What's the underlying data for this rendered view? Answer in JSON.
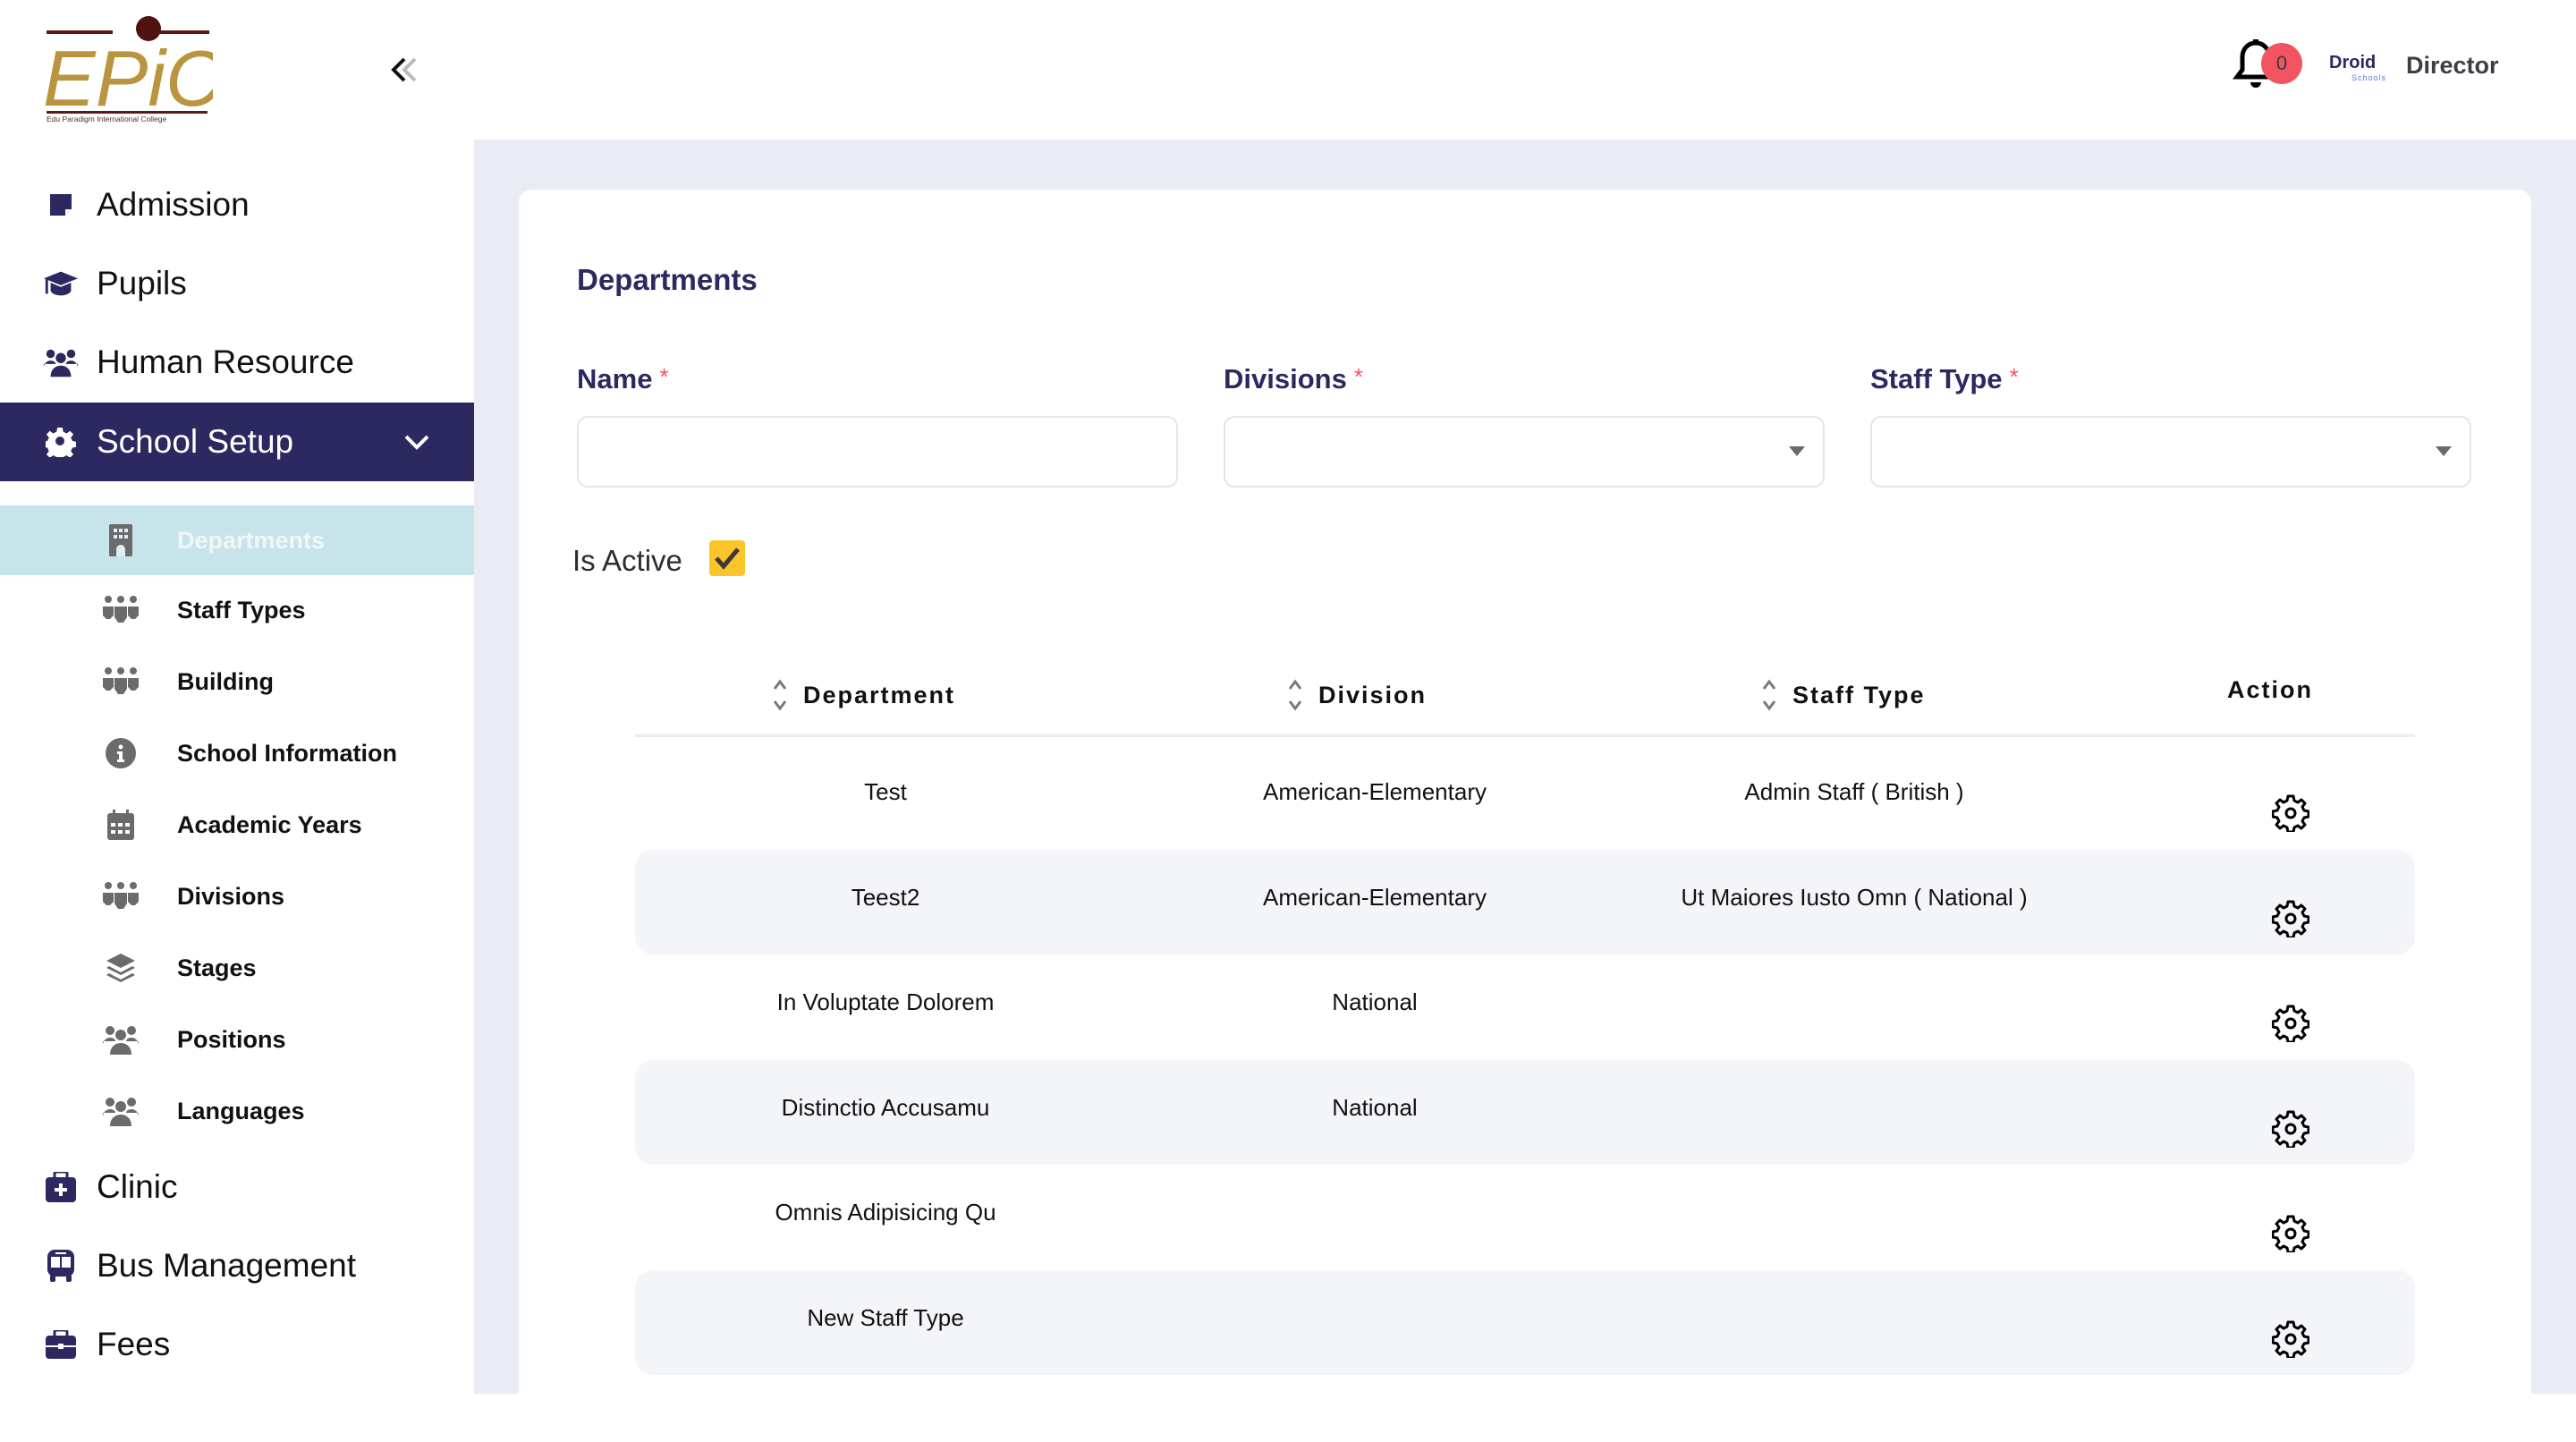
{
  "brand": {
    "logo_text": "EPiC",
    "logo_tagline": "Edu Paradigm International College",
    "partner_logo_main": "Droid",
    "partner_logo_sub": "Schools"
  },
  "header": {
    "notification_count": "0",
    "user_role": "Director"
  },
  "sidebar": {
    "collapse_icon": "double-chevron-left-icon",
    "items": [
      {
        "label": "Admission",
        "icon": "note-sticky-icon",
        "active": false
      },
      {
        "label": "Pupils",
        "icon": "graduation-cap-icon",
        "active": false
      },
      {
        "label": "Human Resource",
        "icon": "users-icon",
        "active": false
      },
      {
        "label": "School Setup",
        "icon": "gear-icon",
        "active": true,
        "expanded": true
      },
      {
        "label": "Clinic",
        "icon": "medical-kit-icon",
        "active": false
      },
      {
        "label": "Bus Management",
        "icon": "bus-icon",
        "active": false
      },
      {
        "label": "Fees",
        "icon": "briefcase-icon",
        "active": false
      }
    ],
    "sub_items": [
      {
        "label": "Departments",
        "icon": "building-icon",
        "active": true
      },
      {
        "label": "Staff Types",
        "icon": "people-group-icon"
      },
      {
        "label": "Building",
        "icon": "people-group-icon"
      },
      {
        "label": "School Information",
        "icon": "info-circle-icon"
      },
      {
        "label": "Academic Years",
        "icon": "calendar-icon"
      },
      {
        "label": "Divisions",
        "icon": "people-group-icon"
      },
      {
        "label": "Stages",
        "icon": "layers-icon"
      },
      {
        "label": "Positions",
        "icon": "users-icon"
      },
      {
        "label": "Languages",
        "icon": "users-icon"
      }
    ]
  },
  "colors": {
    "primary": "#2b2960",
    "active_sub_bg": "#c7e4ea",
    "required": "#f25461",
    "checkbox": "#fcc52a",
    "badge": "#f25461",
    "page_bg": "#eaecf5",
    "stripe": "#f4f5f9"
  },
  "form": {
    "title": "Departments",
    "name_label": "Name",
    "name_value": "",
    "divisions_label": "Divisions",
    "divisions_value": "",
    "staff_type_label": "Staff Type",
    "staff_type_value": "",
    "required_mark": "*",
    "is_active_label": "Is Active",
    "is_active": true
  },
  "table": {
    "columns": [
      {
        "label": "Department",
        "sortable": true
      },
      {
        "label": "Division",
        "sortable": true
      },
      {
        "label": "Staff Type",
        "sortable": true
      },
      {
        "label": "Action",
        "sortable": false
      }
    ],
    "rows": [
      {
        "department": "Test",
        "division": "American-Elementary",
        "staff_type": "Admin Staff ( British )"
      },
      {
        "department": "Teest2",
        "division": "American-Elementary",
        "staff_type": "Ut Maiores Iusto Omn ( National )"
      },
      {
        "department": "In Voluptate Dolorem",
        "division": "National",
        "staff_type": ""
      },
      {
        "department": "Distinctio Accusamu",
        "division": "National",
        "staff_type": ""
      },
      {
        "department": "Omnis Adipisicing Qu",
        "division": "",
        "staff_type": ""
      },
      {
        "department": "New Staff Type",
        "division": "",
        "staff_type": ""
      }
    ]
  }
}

**********

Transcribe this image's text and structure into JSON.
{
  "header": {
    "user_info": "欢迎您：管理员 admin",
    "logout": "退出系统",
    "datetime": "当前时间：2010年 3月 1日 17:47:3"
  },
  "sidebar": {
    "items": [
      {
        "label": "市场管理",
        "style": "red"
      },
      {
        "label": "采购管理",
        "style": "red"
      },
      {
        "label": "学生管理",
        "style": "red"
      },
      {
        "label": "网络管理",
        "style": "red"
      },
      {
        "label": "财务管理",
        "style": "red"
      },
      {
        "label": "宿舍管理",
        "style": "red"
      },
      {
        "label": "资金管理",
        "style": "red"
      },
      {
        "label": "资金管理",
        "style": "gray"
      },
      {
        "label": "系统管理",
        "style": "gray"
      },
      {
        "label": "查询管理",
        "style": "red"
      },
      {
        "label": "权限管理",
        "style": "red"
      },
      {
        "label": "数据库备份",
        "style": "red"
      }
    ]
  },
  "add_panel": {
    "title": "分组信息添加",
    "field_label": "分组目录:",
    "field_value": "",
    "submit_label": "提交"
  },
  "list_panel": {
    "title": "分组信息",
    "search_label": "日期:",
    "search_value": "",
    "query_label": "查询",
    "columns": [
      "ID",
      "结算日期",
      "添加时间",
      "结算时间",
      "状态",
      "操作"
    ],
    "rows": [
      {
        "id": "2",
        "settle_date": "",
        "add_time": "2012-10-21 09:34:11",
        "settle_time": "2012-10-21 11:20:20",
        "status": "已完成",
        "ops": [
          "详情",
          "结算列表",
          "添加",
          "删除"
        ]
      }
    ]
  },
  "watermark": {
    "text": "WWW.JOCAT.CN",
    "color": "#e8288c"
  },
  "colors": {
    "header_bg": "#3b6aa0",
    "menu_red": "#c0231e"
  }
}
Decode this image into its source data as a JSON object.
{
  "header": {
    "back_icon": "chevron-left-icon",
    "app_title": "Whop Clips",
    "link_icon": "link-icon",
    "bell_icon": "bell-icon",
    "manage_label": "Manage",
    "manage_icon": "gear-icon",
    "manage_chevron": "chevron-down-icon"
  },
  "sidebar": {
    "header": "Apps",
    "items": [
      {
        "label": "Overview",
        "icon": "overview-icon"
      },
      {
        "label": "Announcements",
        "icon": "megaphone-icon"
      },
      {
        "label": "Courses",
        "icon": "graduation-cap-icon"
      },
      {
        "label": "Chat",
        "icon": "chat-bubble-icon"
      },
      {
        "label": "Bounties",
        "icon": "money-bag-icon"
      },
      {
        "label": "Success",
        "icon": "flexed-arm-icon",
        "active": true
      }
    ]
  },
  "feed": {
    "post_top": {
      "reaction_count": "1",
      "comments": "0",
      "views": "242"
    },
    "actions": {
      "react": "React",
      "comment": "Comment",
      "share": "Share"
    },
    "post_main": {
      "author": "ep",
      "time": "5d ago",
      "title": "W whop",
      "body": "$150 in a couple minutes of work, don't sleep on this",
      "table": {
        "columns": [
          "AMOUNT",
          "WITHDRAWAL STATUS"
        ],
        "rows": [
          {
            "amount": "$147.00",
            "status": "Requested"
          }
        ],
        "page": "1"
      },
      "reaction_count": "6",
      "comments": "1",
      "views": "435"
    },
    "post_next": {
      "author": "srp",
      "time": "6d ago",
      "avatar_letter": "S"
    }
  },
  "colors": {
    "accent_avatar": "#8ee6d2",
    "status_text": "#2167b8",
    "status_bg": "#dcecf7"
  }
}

**********

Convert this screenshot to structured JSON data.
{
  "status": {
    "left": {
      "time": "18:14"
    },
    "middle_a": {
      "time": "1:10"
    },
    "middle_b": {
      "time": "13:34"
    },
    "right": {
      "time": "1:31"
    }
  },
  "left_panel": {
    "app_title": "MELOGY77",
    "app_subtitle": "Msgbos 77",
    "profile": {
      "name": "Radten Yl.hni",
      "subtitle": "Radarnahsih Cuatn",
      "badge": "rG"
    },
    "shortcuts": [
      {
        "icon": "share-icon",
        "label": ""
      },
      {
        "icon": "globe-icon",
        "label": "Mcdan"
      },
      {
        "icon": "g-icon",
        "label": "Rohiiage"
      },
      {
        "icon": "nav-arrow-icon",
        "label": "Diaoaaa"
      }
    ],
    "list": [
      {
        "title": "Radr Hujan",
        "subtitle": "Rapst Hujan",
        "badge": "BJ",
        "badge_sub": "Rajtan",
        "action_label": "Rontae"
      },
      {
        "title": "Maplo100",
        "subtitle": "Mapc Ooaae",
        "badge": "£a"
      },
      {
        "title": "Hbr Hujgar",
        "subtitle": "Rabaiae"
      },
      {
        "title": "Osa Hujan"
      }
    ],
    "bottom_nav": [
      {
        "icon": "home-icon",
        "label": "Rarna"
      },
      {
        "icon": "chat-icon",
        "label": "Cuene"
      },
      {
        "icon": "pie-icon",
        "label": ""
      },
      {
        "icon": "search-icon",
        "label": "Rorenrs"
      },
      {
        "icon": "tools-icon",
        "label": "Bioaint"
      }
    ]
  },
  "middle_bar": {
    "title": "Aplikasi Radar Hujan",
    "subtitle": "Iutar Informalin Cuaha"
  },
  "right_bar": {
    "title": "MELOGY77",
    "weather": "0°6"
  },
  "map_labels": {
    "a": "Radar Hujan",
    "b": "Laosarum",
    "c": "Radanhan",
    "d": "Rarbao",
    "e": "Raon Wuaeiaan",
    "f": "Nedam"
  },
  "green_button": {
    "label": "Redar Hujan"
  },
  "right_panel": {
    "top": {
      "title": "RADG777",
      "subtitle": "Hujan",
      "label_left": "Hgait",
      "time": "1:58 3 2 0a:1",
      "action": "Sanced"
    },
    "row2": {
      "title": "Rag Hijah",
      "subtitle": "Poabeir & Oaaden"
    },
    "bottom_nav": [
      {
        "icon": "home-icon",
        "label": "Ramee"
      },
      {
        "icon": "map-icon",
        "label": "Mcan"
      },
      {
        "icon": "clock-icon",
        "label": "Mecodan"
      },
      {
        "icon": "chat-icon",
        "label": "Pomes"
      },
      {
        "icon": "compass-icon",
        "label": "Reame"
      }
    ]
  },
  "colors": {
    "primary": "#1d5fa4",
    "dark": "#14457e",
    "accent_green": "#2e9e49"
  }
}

**********

- **What you will do**
Look for lines containing the string "JSON" and copy them all.

- **Task answer**
What's the underlying data for this rendered view? Answer in JSON.
Transcribe this image's text and structure into JSON.
Decode this image into its source data as a JSON object.
Convert this screenshot to structured JSON data.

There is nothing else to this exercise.